=== Instructions to follow ===
Write out all lines holding the word "title".

***

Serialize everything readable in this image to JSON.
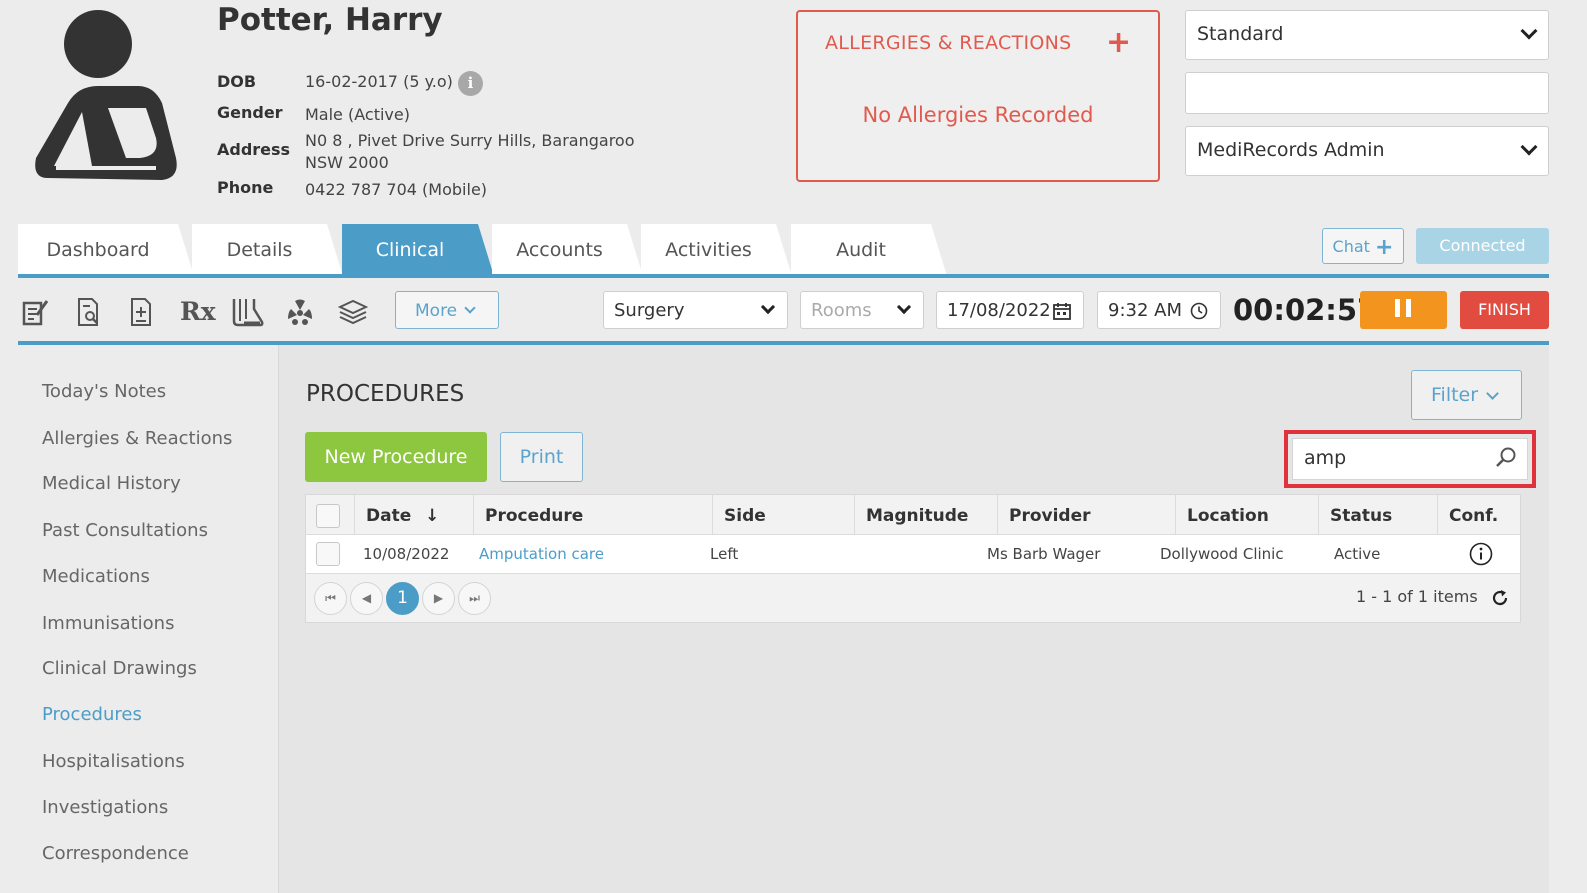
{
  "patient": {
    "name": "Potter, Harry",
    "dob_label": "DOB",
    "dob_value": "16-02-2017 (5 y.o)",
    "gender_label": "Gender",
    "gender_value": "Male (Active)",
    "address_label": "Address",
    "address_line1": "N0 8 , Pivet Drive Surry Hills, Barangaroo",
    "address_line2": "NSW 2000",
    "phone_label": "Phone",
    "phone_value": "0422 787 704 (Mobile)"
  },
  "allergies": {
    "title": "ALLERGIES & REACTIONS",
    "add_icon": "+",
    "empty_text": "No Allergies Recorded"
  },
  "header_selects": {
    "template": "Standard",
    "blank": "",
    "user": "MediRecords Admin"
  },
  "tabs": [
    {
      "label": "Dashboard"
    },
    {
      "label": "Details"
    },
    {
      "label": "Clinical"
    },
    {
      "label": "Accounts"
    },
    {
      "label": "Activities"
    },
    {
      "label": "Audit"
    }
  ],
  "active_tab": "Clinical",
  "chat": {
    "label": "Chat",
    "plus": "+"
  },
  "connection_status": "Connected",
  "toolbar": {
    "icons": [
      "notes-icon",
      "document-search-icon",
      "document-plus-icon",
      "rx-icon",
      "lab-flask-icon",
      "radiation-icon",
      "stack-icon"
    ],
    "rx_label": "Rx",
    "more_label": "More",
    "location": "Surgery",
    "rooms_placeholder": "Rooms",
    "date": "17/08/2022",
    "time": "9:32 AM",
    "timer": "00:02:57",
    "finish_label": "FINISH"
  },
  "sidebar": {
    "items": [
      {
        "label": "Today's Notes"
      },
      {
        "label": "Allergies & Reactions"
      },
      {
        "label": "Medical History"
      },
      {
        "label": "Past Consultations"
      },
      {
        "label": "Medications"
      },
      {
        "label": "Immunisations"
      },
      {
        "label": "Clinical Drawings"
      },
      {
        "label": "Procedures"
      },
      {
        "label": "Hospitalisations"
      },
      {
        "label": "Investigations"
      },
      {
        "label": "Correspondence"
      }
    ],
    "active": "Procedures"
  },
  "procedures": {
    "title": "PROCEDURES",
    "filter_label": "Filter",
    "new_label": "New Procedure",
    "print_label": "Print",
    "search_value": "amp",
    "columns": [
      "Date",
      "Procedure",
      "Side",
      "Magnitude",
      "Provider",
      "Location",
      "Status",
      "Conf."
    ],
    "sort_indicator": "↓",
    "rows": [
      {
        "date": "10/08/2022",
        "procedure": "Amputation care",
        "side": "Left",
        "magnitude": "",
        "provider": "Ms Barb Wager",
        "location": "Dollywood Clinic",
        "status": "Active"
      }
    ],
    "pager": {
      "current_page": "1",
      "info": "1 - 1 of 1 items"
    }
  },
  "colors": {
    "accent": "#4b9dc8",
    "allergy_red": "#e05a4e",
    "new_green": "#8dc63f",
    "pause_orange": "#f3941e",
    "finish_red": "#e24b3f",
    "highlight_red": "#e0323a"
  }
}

***

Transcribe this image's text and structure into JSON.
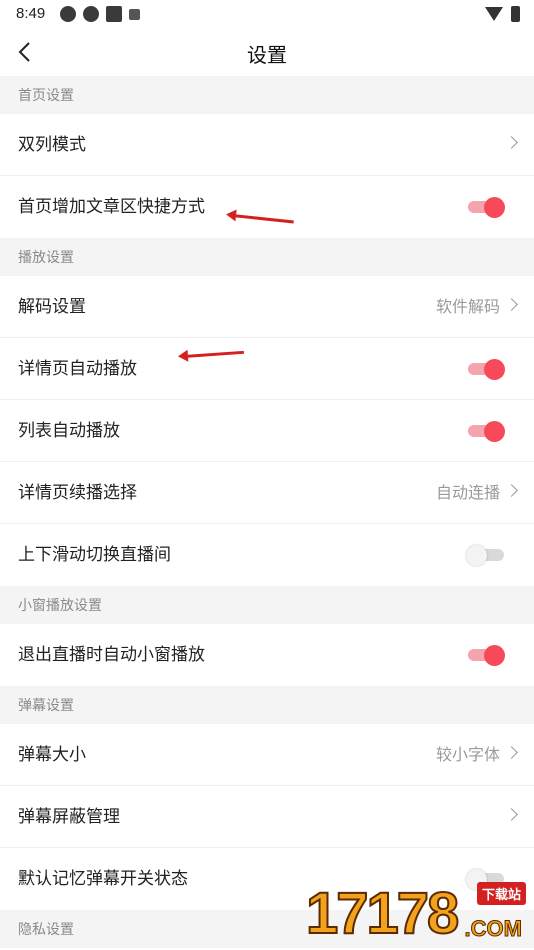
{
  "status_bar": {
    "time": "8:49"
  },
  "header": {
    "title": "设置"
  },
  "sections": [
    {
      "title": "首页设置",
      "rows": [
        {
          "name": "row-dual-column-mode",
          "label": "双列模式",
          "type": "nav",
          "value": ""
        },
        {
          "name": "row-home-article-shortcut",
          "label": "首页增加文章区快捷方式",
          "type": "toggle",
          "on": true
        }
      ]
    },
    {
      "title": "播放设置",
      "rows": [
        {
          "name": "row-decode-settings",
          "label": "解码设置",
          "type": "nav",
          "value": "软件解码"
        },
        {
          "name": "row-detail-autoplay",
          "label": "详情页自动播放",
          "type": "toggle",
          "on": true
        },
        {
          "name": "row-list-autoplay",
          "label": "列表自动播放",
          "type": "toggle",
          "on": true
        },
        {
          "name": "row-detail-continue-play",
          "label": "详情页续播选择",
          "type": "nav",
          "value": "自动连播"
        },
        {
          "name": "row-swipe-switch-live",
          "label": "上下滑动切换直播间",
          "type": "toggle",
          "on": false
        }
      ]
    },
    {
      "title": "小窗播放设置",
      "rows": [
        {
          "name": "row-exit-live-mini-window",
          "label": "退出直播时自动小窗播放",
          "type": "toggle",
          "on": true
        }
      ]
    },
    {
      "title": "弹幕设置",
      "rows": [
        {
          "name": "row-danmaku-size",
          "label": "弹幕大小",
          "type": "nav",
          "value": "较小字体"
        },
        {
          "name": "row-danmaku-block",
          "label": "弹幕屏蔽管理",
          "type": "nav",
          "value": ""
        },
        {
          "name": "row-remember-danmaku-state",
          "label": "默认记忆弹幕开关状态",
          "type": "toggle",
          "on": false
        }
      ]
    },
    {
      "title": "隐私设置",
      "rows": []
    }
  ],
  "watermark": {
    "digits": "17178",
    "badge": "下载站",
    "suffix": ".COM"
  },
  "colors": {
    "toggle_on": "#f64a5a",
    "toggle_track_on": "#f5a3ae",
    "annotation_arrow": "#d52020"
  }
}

***

=== Written reply ===
    "title": "ALLERGIES & REACTIONS",
    "title": "PROCEDURES",
    "title": "设置"
      "title": "首页设置",
      "title": "播放设置",
      "title": "小窗播放设置",
      "title": "弹幕设置",
      "title": "隐私设置",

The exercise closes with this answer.